▶ **SHORT TASK**:
Copy each line with the word "meget" in it.

▶ **ENTRIES SHOWN**:
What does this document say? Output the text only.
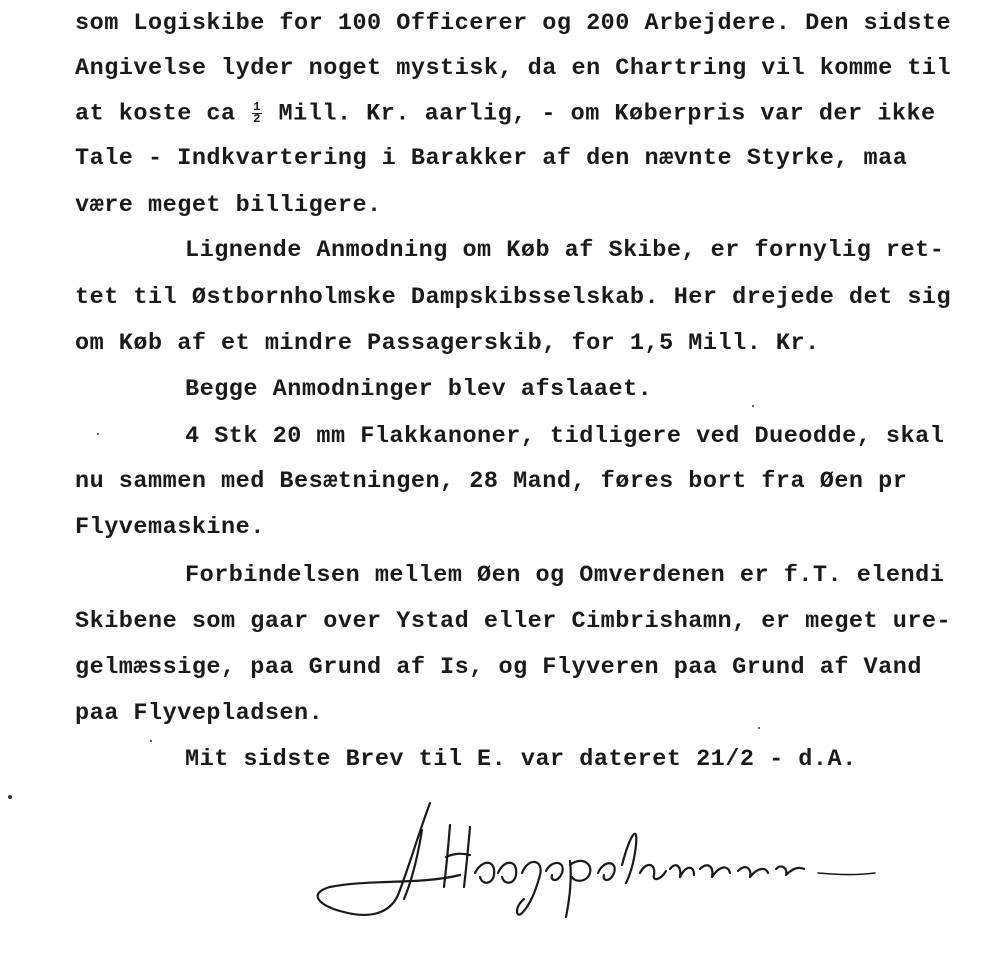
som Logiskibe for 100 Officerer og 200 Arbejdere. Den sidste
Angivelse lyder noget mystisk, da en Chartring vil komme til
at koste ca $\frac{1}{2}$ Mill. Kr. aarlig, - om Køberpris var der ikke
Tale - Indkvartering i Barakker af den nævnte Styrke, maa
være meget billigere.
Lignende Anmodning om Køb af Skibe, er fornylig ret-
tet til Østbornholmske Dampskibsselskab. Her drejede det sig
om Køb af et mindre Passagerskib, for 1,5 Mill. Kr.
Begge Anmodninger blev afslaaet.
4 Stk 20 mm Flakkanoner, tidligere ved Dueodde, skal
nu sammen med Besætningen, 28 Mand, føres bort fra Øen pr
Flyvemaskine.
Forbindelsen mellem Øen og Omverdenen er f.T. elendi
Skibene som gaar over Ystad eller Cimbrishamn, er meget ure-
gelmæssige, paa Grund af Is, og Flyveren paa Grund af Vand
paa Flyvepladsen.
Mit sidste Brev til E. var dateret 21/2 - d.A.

▶ **FINISHED TASK**:
være meget billigere.
Skibene som gaar over Ystad eller Cimbrishamn, er meget ure-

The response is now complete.